--- begin ---

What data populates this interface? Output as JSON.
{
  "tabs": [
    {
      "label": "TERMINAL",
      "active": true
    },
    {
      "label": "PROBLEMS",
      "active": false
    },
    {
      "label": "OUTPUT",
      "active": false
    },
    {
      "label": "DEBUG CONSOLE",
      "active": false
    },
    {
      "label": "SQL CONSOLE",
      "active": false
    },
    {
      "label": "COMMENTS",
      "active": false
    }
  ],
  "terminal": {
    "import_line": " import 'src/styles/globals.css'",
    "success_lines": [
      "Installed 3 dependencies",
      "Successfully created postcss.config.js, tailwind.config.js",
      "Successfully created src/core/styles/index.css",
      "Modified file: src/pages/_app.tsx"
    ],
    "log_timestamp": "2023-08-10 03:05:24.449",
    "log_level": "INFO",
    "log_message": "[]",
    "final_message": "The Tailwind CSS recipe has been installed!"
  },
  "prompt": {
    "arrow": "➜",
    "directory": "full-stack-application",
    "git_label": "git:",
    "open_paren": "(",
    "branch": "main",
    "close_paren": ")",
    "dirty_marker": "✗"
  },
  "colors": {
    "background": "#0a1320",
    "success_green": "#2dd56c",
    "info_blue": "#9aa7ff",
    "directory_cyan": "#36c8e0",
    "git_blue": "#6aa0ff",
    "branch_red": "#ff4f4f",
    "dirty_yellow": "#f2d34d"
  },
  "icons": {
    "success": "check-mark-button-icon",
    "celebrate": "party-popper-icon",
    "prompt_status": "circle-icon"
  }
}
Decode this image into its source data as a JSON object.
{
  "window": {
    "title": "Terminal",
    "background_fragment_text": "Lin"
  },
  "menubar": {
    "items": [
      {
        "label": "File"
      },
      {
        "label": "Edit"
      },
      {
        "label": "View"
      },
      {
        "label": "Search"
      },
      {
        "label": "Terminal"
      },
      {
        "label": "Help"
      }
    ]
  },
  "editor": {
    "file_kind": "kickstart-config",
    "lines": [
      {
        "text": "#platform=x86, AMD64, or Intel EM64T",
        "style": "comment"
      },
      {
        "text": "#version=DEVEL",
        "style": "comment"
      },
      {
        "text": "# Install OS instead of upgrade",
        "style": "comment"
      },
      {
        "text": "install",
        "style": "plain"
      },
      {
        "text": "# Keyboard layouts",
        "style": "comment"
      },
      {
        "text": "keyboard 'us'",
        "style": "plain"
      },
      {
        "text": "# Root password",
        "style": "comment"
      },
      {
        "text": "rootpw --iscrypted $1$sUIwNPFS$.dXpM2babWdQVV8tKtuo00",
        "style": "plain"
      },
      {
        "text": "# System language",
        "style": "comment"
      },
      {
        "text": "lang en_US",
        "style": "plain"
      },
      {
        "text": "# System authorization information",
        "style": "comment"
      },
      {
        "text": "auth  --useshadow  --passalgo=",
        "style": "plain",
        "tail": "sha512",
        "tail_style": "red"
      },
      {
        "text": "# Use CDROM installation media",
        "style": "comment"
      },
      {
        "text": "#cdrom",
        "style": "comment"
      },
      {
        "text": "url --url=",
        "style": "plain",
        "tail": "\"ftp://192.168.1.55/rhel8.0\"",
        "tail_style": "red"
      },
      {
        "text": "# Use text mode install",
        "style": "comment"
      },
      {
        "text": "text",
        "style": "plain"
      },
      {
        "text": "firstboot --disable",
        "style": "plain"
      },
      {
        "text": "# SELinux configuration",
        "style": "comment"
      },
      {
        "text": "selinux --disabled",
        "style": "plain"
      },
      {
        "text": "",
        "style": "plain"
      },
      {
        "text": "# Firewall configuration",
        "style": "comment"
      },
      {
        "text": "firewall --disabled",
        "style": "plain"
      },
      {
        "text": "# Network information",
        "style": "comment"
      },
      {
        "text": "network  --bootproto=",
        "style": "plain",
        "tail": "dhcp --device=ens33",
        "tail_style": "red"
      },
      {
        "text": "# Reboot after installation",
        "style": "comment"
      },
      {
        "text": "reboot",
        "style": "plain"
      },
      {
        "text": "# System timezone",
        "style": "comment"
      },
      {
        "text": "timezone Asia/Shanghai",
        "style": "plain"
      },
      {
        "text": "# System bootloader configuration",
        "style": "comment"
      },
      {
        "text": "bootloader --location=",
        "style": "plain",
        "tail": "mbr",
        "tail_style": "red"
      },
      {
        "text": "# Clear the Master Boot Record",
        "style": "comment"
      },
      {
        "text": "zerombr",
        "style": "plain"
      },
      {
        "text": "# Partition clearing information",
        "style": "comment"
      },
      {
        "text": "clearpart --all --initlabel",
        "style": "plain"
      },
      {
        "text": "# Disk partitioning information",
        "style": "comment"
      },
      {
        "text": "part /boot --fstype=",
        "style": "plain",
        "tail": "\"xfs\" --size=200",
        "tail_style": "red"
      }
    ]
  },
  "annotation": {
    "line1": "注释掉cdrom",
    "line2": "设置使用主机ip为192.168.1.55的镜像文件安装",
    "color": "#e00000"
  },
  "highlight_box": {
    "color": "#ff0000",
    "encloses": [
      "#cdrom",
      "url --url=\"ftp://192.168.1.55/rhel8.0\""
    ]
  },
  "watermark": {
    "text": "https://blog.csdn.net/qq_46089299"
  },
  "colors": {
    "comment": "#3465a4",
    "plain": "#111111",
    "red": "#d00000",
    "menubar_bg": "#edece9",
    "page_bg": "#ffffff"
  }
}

--- end ---

PROBLEM STATEMENT |
Your task is to reproduce all of the records exactly.

FULL OUTPUT |
What data populates this interface? Output as JSON.
{
  "tabs": [
    {
      "label": "TERMINAL",
      "active": true
    },
    {
      "label": "PROBLEMS",
      "active": false
    },
    {
      "label": "OUTPUT",
      "active": false
    },
    {
      "label": "DEBUG CONSOLE",
      "active": false
    },
    {
      "label": "SQL CONSOLE",
      "active": false
    },
    {
      "label": "COMMENTS",
      "active": false
    }
  ],
  "terminal": {
    "import_line": " import 'src/styles/globals.css'",
    "success_lines": [
      "Installed 3 dependencies",
      "Successfully created postcss.config.js, tailwind.config.js",
      "Successfully created src/core/styles/index.css",
      "Modified file: src/pages/_app.tsx"
    ],
    "log_timestamp": "2023-08-10 03:05:24.449",
    "log_level": "INFO",
    "log_message": "[]",
    "final_message": "The Tailwind CSS recipe has been installed!"
  },
  "prompt": {
    "arrow": "➜",
    "directory": "full-stack-application",
    "git_label": "git:",
    "open_paren": "(",
    "branch": "main",
    "close_paren": ")",
    "dirty_marker": "✗"
  },
  "colors": {
    "background": "#0a1320",
    "success_green": "#2dd56c",
    "info_blue": "#9aa7ff",
    "directory_cyan": "#36c8e0",
    "git_blue": "#6aa0ff",
    "branch_red": "#ff4f4f",
    "dirty_yellow": "#f2d34d"
  },
  "icons": {
    "success": "check-mark-button-icon",
    "celebrate": "party-popper-icon",
    "prompt_status": "circle-icon"
  }
}
Decode this image into its source data as a JSON object.
{
  "window": {
    "title": "Terminal",
    "background_fragment_text": "Lin"
  },
  "menubar": {
    "items": [
      {
        "label": "File"
      },
      {
        "label": "Edit"
      },
      {
        "label": "View"
      },
      {
        "label": "Search"
      },
      {
        "label": "Terminal"
      },
      {
        "label": "Help"
      }
    ]
  },
  "editor": {
    "file_kind": "kickstart-config",
    "lines": [
      {
        "text": "#platform=x86, AMD64, or Intel EM64T",
        "style": "comment"
      },
      {
        "text": "#version=DEVEL",
        "style": "comment"
      },
      {
        "text": "# Install OS instead of upgrade",
        "style": "comment"
      },
      {
        "text": "install",
        "style": "plain"
      },
      {
        "text": "# Keyboard layouts",
        "style": "comment"
      },
      {
        "text": "keyboard 'us'",
        "style": "plain"
      },
      {
        "text": "# Root password",
        "style": "comment"
      },
      {
        "text": "rootpw --iscrypted $1$sUIwNPFS$.dXpM2babWdQVV8tKtuo00",
        "style": "plain"
      },
      {
        "text": "# System language",
        "style": "comment"
      },
      {
        "text": "lang en_US",
        "style": "plain"
      },
      {
        "text": "# System authorization information",
        "style": "comment"
      },
      {
        "text": "auth  --useshadow  --passalgo=",
        "style": "plain",
        "tail": "sha512",
        "tail_style": "red"
      },
      {
        "text": "# Use CDROM installation media",
        "style": "comment"
      },
      {
        "text": "#cdrom",
        "style": "comment"
      },
      {
        "text": "url --url=",
        "style": "plain",
        "tail": "\"ftp://192.168.1.55/rhel8.0\"",
        "tail_style": "red"
      },
      {
        "text": "# Use text mode install",
        "style": "comment"
      },
      {
        "text": "text",
        "style": "plain"
      },
      {
        "text": "firstboot --disable",
        "style": "plain"
      },
      {
        "text": "# SELinux configuration",
        "style": "comment"
      },
      {
        "text": "selinux --disabled",
        "style": "plain"
      },
      {
        "text": "",
        "style": "plain"
      },
      {
        "text": "# Firewall configuration",
        "style": "comment"
      },
      {
        "text": "firewall --disabled",
        "style": "plain"
      },
      {
        "text": "# Network information",
        "style": "comment"
      },
      {
        "text": "network  --bootproto=",
        "style": "plain",
        "tail": "dhcp --device=ens33",
        "tail_style": "red"
      },
      {
        "text": "# Reboot after installation",
        "style": "comment"
      },
      {
        "text": "reboot",
        "style": "plain"
      },
      {
        "text": "# System timezone",
        "style": "comment"
      },
      {
        "text": "timezone Asia/Shanghai",
        "style": "plain"
      },
      {
        "text": "# System bootloader configuration",
        "style": "comment"
      },
      {
        "text": "bootloader --location=",
        "style": "plain",
        "tail": "mbr",
        "tail_style": "red"
      },
      {
        "text": "# Clear the Master Boot Record",
        "style": "comment"
      },
      {
        "text": "zerombr",
        "style": "plain"
      },
      {
        "text": "# Partition clearing information",
        "style": "comment"
      },
      {
        "text": "clearpart --all --initlabel",
        "style": "plain"
      },
      {
        "text": "# Disk partitioning information",
        "style": "comment"
      },
      {
        "text": "part /boot --fstype=",
        "style": "plain",
        "tail": "\"xfs\" --size=200",
        "tail_style": "red"
      }
    ]
  },
  "annotation": {
    "line1": "注释掉cdrom",
    "line2": "设置使用主机ip为192.168.1.55的镜像文件安装",
    "color": "#e00000"
  },
  "highlight_box": {
    "color": "#ff0000",
    "encloses": [
      "#cdrom",
      "url --url=\"ftp://192.168.1.55/rhel8.0\""
    ]
  },
  "watermark": {
    "text": "https://blog.csdn.net/qq_46089299"
  },
  "colors": {
    "comment": "#3465a4",
    "plain": "#111111",
    "red": "#d00000",
    "menubar_bg": "#edece9",
    "page_bg": "#ffffff"
  }
}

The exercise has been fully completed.